Les expériences vécues du communisme devraient servir d’avertissement

Lors des élections législatives allemandes de dimanche, le parti d’extrême droite Alternative pour l’Allemagne (AfD) est arrivé deuxième pour la première fois depuis la Seconde Guerre mondiale. Ce succès électoral s’inscrit dans une tendance européenne de résurgence de l’extrême droite qui inquiète beaucoup de monde. En tant que professeur d’université, j’ai observé qu’en réaction à ce phénomène, de nombreux jeunes s’intéressent aux idéologies d’extrême gauche, comme le communisme. Les étudiants étudient Karl Marx en tant que penseur politique clé et admirent souvent les idées anciennes du marxisme et les écrits d’autres idéologues communistes pour leur critique des relations de classe et du capitalisme.
Lorsque les jeunes s’intéressent à ces idéologies, il est important qu’ils soient conscients qu’elles ne sont pas restées de simples théories. Le communisme a été appliqué comme idéologie politique par les partis marxistes-léninistes dans des dizaines de pays d’Europe et d’Asie, ce qui a donné naissance à des régimes totalitaires répressifs.
Le régime communiste de mon pays, la Tchéquie, qui faisait partie dans les années 1940 d’une entité appelée Tchécoslovaquie, a laissé un héritage horrible. Aujourd’hui, à l’occasion du 77e anniversaire des élections qui ont porté les communistes au pouvoir à Prague, je ne peux m’empêcher de penser à la façon dont ce régime a marqué la vie de nombreuses familles, y compris la mienne.
Je suis né peu après la révolution de velours de 1989 et j’ai grandi en écoutant ce que c’était que de vivre sous le communisme pour les Tchécoslovaques. C’était un monde sombre et oppressif dans lequel la nationalisation des moyens de production signifiait en réalité voler les usines et les maisons des citoyens les plus riches pour que l’État puisse les transformer en fermes ou en résidences pour les hauts fonctionnaires communistes. Les concepts d’élections équitables et de liberté d’expression n’étaient que des rêves.

Consigne 1 —
Réécris les enregistrements de la ligne qui contient « 43, 344, 58] » jusqu'à la ligne qui contient « 10, 1050, 25] » incluse, en remplaçant « desktop-item-label » par « icon-label » sans rien changer d'autre.
Le texte et les enregistrements n'ont aucun rapport entre eux.

Données fournies —
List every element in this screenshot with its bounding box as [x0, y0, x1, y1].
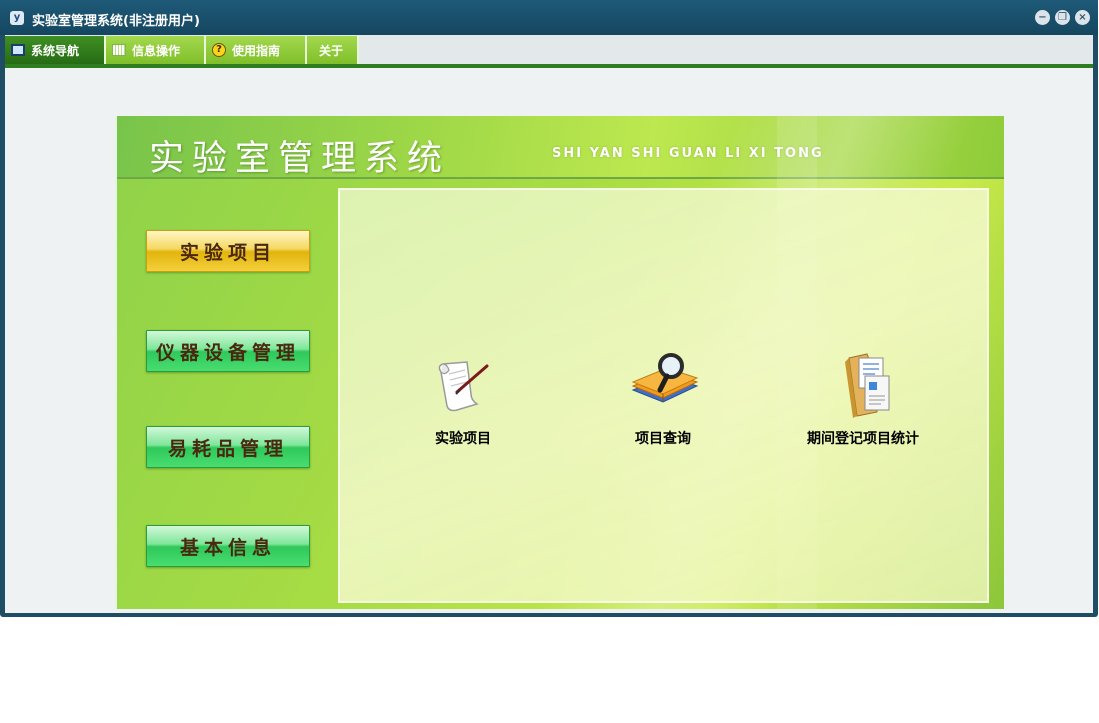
tab-label: 关于	[319, 43, 344, 58]
client-area: 系统导航 信息操作 ? 使用指南 关于 实验室管理系统 SHI YAN SHI …	[5, 35, 1093, 613]
desktop-item-label: 实验项目	[435, 431, 491, 447]
desktop-item-experiment-projects[interactable]: 实验项目	[383, 350, 543, 448]
content-area: 实验项目 项目查询 期间登记项目统计	[338, 188, 989, 603]
tab-user-guide[interactable]: ? 使用指南	[206, 36, 307, 64]
desktop-item-label: 项目查询	[635, 431, 691, 447]
desktop-item-project-query[interactable]: 项目查询	[583, 350, 743, 448]
folder-documents-icon	[845, 353, 890, 418]
scroll-quill-icon	[438, 361, 489, 412]
desktop-item-label: 期间登记项目统计	[807, 431, 919, 447]
app-logo-icon: y	[10, 11, 24, 25]
nav-button-consumables-management[interactable]: 易耗品管理	[146, 426, 310, 468]
menu-divider	[5, 64, 1093, 68]
window-title: 实验室管理系统(非注册用户)	[32, 14, 200, 29]
minimize-icon[interactable]: −	[1035, 10, 1050, 25]
tab-label: 使用指南	[232, 43, 281, 58]
tab-label: 系统导航	[31, 43, 80, 58]
nav-button-experiment-projects[interactable]: 实验项目	[146, 230, 310, 272]
window-controls: − ❐ ×	[1035, 10, 1090, 25]
books-magnifier-icon	[631, 353, 699, 403]
monitor-icon	[11, 44, 25, 56]
grid-icon	[112, 44, 126, 56]
desktop-item-period-statistics[interactable]: 期间登记项目统计	[783, 350, 943, 448]
tab-system-navigation[interactable]: 系统导航	[5, 36, 106, 64]
menu-bar: 系统导航 信息操作 ? 使用指南 关于	[5, 35, 1093, 68]
help-icon: ?	[212, 43, 226, 57]
nav-button-basic-information[interactable]: 基本信息	[146, 525, 310, 567]
close-icon[interactable]: ×	[1075, 10, 1090, 25]
main-panel: 实验室管理系统 SHI YAN SHI GUAN LI XI TONG 实验项目…	[115, 116, 1004, 609]
title-bar[interactable]: y 实验室管理系统(非注册用户) − ❐ ×	[0, 0, 1098, 35]
app-window: y 实验室管理系统(非注册用户) − ❐ × 系统导航 信息操作 ? 使用指南 …	[0, 0, 1098, 617]
system-title: 实验室管理系统	[149, 139, 451, 179]
tab-about[interactable]: 关于	[307, 36, 359, 64]
tab-label: 信息操作	[132, 43, 181, 58]
restore-icon[interactable]: ❐	[1055, 10, 1070, 25]
tab-information-operation[interactable]: 信息操作	[106, 36, 206, 64]
nav-button-equipment-management[interactable]: 仪器设备管理	[146, 330, 310, 372]
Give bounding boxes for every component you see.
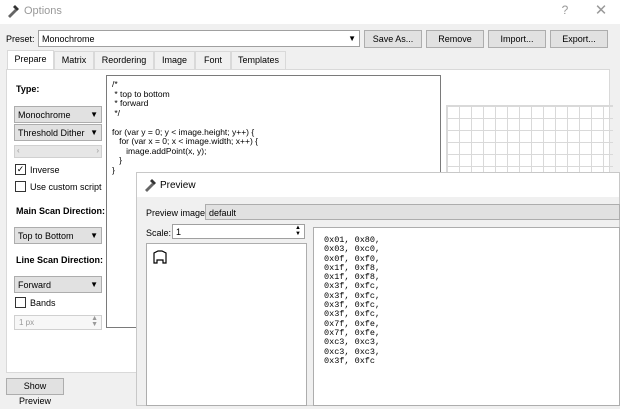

Consigne 2 —
Recopie mot pour mot le passage de l'article sur le communisme qui va de « Les expériences vécues » jusqu'à « et du capitalisme. » inclus.

Réponse 1 —
tab-label: 关于	[319, 43, 344, 58]
client-area: 系统导航 信息操作 ? 使用指南 关于 实验室管理系统 SHI YAN SHI …	[5, 35, 1093, 613]
icon-label: 实验项目	[435, 431, 491, 447]
desktop-item-experiment-projects[interactable]: 实验项目	[383, 350, 543, 448]
content-area: 实验项目 项目查询 期间登记项目统计	[338, 188, 989, 603]
tab-user-guide[interactable]: ? 使用指南	[206, 36, 307, 64]
icon-label: 项目查询	[635, 431, 691, 447]
desktop-item-project-query[interactable]: 项目查询	[583, 350, 743, 448]
folder-documents-icon	[845, 353, 890, 418]
scroll-quill-icon	[438, 361, 489, 412]
icon-label: 期间登记项目统计	[807, 431, 919, 447]
app-logo-icon: y	[10, 11, 24, 25]
nav-button-consumables-management[interactable]: 易耗品管理	[146, 426, 310, 468]
menu-divider	[5, 64, 1093, 68]
window-title: 实验室管理系统(非注册用户)	[32, 14, 200, 29]
minimize-icon[interactable]: −	[1035, 10, 1050, 25]

Réponse 2 —
Les expériences vécues du communisme devraient servir d’avertissement

Lors des élections législatives allemandes de dimanche, le parti d’extrême droite Alternative pour l’Allemagne (AfD) est arrivé deuxième pour la première fois depuis la Seconde Guerre mondiale. Ce succès électoral s’inscrit dans une tendance européenne de résurgence de l’extrême droite qui inquiète beaucoup de monde. En tant que professeur d’université, j’ai observé qu’en réaction à ce phénomène, de nombreux jeunes s’intéressent aux idéologies d’extrême gauche, comme le communisme. Les étudiants étudient Karl Marx en tant que penseur politique clé et admirent souvent les idées anciennes du marxisme et les écrits d’autres idéologues communistes pour leur critique des relations de classe et du capitalisme.